##### Quoted passage #####
2. An example of a safety-tested vaccine

Safety and Immunogenicity of Different Schedules of Takeda’s Tetravalent Dengue Vaccine Candidate (TDV) in Healthy Participants

Abstract via The Lancet

An unmet clinical need remains for an effective tetravalent dengue vaccine suitable for all age groups, regardless of serostatus. We assessed the immunogenicity and safety of three different dose schedules of a tetravalent dengue vaccine (TAK-003) over a 48-month period in children living in dengue-endemic countries.

Link to full study including data table

3. What is Vaccine Court? What do we know about it? This is a federal court. If vaccines are safe, we should know from verdicts in Vaccine Court.

Wiki page on National Vaccine Injury Compensation Program (link)

The Office of Special Masters of the U.S. Court of Federal Claims, popularly known as “vaccine court”, administers a no-fault system for litigating vaccine injury claims. These claims against vaccine manufacturers cannot normally be filed in state or federal civil courts, but instead must be heard in the U.S. Court of Federal Claims, sitting without a jury.

The National Vaccine Injury Compensation Program (VICP or NVICP) was established by the 1986 National Childhood Vaccine Injury Act (NCVIA), passed by the United States Congress in response to a threat to the vaccine supply due to a 1980s scare over the DPT vaccine. Despite the belief of most public health officials that claims of side effects were unfounded, large jury awards had been given to some plaintiffs, most DPT vaccine makers had ceased production, and officials feared the loss of herd immunity.

Reproduced 1991 Forbes article giving details on why it was set up (link)

Time and again, one sees how an avalanche of lawsuits can be loosed by a tiny hiccup of error in scientific research. In 1985, for example, lawyers won a spectacular $5.1 million verdict against Ortho Pharmaceutical Corp., largely on the strength of a single study that had very tentatively suggested that spermicides might cause birth defects. Not quite two years after the verdict, however, the several authors of that study spoke out again. One acknowledged that their work “was not corroborated by subsequent studies,” and that their “study’s definition of exposure to spermicide near the time of conception was grossly inaccurate.” Another conceded: “I believe our article should never have been published. In our present litigious environment, the reservations and qualifications written into a published report are often ignored, and the article is used as ‘proof’ of a causal relationship.”

The legal disaster of the pertussis (whooping cough) vaccine unfolded in much the same way. The vaccine, first licensed in 1949, has virtually ended whooping cough as a dread disease (265,000 cases, with 7,500 deaths, recorded in 1934). But in 1981 a major British study suggested that the vaccine’s use might be causing one case of brain damage for every 310,000 immunizations. Extrapolated to the U.S., that would be about 50 cases a year. American lawyers responded with an avalanche of litigation, blaming the vaccine for epilepsy, mental retardation and various forms of brain damage.
#####
> **Required tasks**:
A - Can you output the vaccine passage word for word, beginning at the words "Link to full" and stopping after "in Vaccine Court."?
B - Can you turn the paragraph of the vaccine passage that begins "The National Vaccine Injury Compensation Program (VICP or NVICP) was established" into a short bulleted list that keeps its main facts?
C - Answer these questions from the vaccine passage, one per line:
(i) Over what period were the dose schedules of TAK-003 assessed?
(ii) Which court must hear vaccine injury claims against manufacturers, and does it sit with a jury?
(iii) In what year was the pertussis vaccine first licensed?
##### Given data #####
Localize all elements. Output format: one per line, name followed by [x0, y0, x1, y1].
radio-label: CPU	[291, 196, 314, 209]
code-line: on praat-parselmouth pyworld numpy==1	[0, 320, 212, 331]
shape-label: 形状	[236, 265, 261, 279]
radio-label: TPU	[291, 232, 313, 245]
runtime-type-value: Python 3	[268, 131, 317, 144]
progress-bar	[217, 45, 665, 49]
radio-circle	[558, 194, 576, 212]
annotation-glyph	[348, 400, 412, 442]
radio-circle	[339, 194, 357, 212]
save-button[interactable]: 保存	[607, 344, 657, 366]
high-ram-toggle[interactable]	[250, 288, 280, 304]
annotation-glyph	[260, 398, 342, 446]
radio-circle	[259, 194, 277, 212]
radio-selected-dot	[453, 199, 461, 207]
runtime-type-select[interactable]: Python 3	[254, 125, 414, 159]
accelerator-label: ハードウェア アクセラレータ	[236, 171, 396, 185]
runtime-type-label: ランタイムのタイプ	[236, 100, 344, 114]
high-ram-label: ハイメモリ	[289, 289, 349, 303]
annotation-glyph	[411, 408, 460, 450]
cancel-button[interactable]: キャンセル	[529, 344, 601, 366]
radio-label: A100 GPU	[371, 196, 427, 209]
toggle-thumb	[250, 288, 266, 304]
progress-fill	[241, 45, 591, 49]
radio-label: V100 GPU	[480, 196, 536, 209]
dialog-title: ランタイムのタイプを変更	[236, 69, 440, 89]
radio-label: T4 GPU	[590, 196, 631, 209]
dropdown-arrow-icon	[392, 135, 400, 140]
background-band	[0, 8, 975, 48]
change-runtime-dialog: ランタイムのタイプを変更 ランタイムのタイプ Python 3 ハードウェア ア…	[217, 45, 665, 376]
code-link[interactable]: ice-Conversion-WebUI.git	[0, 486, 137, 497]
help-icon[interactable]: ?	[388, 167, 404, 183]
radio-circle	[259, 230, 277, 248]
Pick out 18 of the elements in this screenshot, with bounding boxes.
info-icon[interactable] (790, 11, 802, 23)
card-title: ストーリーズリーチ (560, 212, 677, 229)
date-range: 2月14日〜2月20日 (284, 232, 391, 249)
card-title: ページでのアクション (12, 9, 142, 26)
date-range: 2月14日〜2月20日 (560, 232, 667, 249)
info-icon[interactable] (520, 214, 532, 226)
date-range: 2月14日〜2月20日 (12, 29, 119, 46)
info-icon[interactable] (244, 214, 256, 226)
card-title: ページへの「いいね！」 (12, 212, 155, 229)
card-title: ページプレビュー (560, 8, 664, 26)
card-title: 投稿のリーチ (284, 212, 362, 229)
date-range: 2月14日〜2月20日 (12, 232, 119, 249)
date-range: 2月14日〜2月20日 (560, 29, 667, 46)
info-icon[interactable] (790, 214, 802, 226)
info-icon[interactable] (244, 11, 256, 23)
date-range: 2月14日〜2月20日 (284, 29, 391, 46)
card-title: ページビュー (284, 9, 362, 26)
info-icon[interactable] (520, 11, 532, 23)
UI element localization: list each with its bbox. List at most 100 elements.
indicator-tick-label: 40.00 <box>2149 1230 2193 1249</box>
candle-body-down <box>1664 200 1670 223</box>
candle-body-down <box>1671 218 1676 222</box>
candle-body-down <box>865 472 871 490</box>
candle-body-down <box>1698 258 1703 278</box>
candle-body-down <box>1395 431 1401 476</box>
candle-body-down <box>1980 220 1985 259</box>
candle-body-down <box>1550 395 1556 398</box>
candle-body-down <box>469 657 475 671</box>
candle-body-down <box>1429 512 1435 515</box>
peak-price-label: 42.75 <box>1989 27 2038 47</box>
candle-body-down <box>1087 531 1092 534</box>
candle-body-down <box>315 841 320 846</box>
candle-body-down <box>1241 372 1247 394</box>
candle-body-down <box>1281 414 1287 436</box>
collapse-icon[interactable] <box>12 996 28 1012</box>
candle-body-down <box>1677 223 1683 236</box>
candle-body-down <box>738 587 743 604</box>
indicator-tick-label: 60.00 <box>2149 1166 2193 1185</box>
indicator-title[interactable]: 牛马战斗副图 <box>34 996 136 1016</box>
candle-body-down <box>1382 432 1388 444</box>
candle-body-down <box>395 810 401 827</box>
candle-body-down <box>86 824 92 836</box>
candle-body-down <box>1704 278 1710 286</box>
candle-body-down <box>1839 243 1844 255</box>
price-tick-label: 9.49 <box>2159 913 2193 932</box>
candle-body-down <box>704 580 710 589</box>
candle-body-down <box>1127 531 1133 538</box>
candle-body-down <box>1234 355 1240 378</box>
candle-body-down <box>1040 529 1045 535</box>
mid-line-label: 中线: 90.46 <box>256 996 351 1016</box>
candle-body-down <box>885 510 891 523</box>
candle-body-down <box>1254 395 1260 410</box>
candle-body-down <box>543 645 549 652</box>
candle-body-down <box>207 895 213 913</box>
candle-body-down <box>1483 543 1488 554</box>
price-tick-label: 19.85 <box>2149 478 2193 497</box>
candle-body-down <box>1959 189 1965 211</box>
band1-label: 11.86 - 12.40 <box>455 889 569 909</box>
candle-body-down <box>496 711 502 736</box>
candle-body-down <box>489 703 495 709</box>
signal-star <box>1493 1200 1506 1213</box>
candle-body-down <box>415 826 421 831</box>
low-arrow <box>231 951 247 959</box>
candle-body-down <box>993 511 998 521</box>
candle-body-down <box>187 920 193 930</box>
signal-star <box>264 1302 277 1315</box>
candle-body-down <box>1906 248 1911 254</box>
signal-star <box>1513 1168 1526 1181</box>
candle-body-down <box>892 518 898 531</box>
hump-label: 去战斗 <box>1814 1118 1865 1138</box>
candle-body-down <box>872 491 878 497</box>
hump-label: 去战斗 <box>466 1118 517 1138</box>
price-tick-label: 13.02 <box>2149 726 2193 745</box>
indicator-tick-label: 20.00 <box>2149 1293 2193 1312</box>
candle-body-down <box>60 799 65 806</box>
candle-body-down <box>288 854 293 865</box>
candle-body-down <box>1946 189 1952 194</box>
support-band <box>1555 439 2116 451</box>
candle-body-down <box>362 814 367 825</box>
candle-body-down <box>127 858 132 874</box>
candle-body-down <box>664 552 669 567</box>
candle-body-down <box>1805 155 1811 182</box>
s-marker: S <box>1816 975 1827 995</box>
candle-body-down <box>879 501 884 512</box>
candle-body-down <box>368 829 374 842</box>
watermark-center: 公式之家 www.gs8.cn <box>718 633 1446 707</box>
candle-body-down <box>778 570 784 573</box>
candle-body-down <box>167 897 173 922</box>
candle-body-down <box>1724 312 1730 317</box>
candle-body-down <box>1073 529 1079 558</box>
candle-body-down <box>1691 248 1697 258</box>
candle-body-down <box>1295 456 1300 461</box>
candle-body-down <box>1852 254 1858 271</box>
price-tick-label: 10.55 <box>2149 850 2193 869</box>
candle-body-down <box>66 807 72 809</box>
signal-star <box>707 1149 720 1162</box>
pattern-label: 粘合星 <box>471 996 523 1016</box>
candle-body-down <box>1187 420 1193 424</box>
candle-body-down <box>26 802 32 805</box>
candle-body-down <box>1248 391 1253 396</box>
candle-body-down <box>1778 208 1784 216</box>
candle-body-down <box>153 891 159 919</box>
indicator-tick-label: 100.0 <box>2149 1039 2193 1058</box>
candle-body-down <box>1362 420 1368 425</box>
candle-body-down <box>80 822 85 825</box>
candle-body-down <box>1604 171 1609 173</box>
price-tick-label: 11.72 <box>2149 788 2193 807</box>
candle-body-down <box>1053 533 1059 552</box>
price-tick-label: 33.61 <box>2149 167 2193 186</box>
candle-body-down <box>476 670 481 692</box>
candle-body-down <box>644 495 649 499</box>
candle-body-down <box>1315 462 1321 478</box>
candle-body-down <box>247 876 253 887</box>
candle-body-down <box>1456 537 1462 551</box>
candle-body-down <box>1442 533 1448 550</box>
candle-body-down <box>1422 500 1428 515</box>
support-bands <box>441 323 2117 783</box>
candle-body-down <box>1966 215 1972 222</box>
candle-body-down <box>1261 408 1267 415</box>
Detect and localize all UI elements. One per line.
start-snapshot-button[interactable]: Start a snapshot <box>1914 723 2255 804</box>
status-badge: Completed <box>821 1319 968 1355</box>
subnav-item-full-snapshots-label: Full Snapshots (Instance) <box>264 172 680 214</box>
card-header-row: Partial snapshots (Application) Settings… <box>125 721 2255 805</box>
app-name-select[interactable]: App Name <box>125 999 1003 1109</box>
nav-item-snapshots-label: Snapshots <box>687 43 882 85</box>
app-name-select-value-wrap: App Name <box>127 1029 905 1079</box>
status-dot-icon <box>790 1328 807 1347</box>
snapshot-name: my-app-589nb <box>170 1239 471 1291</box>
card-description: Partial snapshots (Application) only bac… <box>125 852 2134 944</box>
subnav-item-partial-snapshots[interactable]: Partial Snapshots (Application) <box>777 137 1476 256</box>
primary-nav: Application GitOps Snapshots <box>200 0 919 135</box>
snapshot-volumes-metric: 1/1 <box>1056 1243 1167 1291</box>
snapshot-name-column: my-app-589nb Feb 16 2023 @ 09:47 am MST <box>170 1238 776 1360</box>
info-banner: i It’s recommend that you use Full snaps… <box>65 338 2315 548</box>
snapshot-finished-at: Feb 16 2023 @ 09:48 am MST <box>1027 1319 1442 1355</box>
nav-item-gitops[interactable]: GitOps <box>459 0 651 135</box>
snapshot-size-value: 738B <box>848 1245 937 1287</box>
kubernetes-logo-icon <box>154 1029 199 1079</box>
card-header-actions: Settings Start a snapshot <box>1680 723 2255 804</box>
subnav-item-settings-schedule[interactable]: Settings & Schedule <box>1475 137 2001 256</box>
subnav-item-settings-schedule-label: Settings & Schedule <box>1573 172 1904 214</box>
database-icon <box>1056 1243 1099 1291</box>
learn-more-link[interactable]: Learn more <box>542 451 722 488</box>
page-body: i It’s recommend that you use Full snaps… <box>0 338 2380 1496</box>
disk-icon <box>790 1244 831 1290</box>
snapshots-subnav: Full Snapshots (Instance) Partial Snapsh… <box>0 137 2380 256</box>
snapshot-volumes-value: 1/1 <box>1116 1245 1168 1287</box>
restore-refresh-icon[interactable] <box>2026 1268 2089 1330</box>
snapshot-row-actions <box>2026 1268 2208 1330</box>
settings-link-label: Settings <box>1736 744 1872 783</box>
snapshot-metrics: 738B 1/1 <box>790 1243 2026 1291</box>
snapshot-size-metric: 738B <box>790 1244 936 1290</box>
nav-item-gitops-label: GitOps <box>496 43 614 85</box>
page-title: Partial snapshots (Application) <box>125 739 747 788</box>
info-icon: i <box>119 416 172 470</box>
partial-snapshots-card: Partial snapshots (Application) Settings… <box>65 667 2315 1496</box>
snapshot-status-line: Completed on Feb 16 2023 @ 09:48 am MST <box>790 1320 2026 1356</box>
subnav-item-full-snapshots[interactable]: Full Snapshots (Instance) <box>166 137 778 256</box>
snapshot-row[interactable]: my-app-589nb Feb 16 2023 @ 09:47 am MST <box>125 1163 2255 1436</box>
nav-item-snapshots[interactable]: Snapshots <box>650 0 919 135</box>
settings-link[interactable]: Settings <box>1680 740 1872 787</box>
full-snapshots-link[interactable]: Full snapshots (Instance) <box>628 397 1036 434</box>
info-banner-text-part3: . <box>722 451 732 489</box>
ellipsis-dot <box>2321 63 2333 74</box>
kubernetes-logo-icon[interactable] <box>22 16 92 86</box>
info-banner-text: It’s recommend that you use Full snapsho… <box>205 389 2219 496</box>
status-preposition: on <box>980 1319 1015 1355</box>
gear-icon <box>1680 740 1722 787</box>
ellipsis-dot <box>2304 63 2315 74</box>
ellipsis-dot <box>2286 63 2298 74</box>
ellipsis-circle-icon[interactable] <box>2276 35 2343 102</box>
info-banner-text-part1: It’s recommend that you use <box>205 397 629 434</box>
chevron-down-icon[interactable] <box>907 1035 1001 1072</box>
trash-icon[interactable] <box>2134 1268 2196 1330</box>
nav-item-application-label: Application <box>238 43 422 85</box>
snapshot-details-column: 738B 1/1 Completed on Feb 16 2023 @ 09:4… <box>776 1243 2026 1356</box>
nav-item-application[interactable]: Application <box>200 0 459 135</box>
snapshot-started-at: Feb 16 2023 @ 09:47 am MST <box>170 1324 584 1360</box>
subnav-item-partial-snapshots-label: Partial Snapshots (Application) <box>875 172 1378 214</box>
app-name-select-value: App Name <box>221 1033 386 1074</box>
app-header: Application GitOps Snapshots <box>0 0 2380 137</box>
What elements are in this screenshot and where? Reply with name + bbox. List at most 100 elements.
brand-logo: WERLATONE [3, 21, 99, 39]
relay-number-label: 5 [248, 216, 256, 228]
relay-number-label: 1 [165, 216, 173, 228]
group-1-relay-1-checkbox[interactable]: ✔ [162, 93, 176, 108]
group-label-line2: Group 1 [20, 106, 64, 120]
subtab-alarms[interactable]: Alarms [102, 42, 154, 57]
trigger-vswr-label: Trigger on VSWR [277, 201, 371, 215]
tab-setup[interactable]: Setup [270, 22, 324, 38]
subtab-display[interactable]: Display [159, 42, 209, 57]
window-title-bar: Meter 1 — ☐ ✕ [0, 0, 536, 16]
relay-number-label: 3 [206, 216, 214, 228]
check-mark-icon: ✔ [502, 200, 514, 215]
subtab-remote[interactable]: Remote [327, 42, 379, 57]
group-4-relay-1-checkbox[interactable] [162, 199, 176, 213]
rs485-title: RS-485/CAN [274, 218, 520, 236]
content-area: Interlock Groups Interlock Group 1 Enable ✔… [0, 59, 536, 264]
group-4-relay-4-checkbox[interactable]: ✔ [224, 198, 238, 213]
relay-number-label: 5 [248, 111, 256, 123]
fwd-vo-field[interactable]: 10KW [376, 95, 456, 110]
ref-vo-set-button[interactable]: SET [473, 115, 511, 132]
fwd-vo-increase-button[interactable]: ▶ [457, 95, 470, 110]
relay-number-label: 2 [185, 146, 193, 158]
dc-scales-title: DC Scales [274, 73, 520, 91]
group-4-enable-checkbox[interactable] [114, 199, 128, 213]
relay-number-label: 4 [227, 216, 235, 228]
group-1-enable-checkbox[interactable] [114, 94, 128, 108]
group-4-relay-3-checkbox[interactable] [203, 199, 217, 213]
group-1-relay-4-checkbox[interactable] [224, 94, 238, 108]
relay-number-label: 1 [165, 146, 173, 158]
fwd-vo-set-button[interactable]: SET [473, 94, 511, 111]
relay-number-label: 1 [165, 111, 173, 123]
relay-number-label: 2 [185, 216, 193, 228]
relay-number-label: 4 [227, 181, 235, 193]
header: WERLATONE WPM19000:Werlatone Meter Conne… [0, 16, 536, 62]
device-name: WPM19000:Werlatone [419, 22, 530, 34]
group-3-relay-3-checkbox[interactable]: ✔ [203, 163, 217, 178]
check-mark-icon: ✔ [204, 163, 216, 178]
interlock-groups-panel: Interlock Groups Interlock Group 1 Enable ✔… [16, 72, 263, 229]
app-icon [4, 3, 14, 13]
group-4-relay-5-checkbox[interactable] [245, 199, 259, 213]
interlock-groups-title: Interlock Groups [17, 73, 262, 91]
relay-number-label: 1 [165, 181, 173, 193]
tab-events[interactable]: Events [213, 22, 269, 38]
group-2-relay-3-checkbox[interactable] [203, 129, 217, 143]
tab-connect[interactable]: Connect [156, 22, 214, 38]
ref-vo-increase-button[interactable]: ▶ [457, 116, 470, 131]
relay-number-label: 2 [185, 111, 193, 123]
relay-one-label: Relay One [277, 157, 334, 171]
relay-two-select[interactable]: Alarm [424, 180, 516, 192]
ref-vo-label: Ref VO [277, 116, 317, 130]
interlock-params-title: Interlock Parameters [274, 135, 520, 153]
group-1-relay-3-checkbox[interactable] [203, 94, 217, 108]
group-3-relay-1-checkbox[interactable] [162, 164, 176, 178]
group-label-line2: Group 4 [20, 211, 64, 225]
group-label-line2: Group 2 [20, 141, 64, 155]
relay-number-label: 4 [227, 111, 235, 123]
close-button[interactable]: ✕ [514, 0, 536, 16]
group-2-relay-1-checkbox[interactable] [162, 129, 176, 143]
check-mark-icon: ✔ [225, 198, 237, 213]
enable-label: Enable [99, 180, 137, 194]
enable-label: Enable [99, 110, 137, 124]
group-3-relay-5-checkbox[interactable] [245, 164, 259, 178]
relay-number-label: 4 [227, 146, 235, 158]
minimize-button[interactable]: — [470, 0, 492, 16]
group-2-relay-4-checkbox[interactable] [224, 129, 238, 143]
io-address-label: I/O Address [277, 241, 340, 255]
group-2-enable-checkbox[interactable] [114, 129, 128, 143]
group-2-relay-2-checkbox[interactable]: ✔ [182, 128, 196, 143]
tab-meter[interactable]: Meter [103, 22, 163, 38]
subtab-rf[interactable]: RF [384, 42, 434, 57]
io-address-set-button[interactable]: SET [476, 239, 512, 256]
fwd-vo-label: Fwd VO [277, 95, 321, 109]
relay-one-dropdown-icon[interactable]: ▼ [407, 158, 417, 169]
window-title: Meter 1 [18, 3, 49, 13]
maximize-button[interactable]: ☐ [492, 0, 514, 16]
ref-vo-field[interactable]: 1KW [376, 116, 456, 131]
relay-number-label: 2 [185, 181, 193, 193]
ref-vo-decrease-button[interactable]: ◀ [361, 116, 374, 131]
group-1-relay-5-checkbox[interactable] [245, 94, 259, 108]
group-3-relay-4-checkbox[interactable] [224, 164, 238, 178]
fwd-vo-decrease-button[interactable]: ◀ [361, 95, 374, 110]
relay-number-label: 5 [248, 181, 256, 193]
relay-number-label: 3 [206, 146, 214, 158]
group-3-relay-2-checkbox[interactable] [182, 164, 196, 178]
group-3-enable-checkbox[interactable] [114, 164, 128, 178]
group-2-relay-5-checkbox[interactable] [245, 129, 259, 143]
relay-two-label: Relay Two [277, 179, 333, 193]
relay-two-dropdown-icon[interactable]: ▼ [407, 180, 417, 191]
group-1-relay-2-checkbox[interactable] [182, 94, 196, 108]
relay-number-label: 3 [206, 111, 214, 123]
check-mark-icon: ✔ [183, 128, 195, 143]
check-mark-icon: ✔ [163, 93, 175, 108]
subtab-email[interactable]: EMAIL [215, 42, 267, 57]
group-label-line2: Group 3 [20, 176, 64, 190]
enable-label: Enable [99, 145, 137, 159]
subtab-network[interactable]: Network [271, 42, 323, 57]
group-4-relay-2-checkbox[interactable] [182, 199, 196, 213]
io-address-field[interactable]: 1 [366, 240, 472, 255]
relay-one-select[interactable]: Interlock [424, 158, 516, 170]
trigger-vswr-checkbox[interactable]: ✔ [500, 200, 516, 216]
#####
> **Task-by-task answers**:
A -
Link to full study including data table

3. What is Vaccine Court? What do we know about it? This is a federal court. If vaccines are safe, we should know from verdicts in Vaccine Court.

B -
- The VICP (NVICP) was created by the 1986 National Childhood Vaccine Injury Act, passed by Congress.
- Congress acted because a 1980s scare over the DPT vaccine threatened the vaccine supply.
- Most public health officials believed the side-effect claims were unfounded, yet some plaintiffs won large jury awards.
- Most DPT vaccine makers had stopped production.
- Officials feared the loss of herd immunity.

C -
(i) A 48-month period.
(ii) The U.S. Court of Federal Claims, which sits without a jury.
(iii) 1949.